> _The problem_
Which lines include the word "expected"? Copy each of them.

___ Recorded information

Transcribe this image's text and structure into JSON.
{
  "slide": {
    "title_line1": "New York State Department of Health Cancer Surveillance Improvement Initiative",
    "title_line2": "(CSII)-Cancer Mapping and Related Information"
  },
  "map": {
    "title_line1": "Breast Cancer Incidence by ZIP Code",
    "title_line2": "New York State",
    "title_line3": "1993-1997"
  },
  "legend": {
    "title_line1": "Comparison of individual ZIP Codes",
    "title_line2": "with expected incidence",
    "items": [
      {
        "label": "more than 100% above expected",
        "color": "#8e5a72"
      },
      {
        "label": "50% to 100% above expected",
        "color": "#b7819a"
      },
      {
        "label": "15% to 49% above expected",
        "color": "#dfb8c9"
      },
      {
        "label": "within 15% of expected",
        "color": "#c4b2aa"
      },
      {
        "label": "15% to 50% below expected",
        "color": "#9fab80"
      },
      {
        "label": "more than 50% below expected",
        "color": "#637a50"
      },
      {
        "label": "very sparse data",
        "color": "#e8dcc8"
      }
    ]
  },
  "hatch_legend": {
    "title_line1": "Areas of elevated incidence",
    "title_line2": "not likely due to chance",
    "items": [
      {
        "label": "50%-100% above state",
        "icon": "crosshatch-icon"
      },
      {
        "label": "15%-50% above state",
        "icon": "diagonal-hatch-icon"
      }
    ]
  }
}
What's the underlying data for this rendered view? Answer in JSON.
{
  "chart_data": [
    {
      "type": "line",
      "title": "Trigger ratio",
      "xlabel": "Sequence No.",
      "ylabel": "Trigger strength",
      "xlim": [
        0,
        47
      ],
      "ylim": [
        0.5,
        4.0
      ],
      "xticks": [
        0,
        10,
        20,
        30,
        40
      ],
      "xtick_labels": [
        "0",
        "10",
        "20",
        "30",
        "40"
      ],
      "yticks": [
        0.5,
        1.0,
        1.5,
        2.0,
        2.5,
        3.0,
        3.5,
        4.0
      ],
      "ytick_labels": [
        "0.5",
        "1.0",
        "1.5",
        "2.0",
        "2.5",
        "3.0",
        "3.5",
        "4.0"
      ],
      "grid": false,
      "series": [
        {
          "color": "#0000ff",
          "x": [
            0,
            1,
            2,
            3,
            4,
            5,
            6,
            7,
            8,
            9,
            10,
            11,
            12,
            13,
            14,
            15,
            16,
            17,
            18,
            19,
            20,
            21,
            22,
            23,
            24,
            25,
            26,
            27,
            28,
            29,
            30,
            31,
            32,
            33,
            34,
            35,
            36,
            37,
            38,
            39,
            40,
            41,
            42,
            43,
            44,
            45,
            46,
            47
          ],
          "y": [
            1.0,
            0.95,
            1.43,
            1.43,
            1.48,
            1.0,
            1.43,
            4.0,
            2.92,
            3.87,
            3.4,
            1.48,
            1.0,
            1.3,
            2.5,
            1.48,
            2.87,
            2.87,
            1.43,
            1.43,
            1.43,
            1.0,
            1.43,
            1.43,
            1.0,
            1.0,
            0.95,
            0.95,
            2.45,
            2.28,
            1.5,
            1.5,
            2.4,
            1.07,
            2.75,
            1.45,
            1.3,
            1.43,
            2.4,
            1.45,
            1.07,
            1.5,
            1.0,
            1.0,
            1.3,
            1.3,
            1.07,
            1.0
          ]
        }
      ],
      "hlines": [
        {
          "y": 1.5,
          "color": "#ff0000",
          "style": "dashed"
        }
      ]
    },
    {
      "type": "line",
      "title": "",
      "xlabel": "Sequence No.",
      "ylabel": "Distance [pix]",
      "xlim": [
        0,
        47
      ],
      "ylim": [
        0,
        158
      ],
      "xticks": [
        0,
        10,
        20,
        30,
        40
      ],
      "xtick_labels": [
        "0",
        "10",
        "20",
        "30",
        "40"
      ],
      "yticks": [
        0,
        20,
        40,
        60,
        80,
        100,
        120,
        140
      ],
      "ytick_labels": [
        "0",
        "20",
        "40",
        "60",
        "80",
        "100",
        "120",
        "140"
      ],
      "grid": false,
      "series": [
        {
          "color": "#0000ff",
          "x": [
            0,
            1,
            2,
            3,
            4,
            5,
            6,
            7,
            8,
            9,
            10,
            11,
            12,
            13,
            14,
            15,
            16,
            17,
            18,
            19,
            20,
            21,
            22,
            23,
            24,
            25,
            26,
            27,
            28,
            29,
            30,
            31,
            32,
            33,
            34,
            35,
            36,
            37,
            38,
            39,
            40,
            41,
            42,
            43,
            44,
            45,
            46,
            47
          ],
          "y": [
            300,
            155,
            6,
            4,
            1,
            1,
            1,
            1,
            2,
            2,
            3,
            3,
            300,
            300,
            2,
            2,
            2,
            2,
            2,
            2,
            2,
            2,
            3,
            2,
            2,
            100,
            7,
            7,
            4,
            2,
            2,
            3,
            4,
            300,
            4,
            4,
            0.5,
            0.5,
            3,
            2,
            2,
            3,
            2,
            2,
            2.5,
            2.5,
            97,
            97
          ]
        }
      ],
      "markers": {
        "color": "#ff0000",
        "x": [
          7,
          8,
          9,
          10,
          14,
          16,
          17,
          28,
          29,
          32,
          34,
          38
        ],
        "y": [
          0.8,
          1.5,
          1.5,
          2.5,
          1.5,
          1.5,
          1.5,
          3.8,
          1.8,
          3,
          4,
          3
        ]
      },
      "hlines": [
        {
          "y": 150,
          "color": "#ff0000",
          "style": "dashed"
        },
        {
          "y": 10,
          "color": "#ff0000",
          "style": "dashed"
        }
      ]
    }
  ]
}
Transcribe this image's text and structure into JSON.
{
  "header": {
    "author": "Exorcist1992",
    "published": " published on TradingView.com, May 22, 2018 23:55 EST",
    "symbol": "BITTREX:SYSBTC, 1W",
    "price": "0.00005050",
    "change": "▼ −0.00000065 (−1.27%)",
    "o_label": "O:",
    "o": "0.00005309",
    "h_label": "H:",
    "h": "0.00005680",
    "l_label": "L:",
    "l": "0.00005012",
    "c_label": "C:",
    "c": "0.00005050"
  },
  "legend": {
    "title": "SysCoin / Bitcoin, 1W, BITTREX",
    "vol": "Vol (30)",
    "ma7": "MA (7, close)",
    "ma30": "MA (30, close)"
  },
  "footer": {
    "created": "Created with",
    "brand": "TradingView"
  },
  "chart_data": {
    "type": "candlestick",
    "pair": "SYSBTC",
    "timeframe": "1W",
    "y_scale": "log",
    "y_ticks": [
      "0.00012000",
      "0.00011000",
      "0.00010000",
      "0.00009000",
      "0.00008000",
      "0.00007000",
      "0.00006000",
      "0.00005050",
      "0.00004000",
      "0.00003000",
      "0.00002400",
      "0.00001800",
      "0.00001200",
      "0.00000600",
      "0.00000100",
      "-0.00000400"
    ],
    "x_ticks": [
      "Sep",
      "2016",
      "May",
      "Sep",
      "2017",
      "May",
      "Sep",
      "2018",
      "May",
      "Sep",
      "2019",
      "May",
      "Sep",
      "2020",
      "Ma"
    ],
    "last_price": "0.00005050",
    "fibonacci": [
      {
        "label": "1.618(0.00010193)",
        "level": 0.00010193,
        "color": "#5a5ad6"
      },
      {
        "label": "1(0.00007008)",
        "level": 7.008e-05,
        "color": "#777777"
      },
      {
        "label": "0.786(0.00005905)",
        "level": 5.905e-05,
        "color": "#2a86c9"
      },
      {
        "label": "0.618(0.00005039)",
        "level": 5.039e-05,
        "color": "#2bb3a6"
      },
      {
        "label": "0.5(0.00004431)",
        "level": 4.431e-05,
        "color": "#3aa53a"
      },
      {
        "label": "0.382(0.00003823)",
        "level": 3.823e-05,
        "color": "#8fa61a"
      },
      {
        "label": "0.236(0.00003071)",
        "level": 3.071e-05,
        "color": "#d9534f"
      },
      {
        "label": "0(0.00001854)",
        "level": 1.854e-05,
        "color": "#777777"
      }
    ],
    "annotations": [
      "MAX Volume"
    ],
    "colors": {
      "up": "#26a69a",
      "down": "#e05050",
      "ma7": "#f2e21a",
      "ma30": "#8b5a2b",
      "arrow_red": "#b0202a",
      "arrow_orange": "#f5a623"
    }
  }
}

______

> _Full response_
    "title_line2": "with expected incidence",
        "label": "more than 100% above expected",
        "label": "50% to 100% above expected",
        "label": "15% to 49% above expected",
        "label": "within 15% of expected",
        "label": "15% to 50% below expected",
        "label": "more than 50% below expected",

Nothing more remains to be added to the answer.